| Instructions to follow |
The entries below are to be repeated exactly as they stand.
--- Input material ---
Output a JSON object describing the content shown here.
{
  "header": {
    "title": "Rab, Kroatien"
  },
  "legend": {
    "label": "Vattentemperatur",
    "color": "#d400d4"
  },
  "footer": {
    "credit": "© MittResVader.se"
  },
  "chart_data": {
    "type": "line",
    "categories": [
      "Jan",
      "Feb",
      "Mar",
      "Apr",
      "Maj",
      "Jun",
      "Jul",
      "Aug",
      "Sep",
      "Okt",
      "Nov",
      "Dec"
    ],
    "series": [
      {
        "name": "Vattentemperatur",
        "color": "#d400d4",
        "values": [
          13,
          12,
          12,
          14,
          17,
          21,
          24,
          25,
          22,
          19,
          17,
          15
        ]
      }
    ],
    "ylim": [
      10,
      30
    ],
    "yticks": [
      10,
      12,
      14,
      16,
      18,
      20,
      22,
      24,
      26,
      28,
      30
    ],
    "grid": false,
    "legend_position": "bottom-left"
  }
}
---
| Exercise output |
Output a JSON object describing the content shown here.
{
  "header": {
    "title": "Rab, Kroatien"
  },
  "legend": {
    "label": "Vattentemperatur",
    "color": "#d400d4"
  },
  "footer": {
    "credit": "© MittResVader.se"
  },
  "chart_data": {
    "type": "line",
    "categories": [
      "Jan",
      "Feb",
      "Mar",
      "Apr",
      "Maj",
      "Jun",
      "Jul",
      "Aug",
      "Sep",
      "Okt",
      "Nov",
      "Dec"
    ],
    "series": [
      {
        "name": "Vattentemperatur",
        "color": "#d400d4",
        "values": [
          13,
          12,
          12,
          14,
          17,
          21,
          24,
          25,
          22,
          19,
          17,
          15
        ]
      }
    ],
    "ylim": [
      10,
      30
    ],
    "yticks": [
      10,
      12,
      14,
      16,
      18,
      20,
      22,
      24,
      26,
      28,
      30
    ],
    "grid": false,
    "legend_position": "bottom-left"
  }
}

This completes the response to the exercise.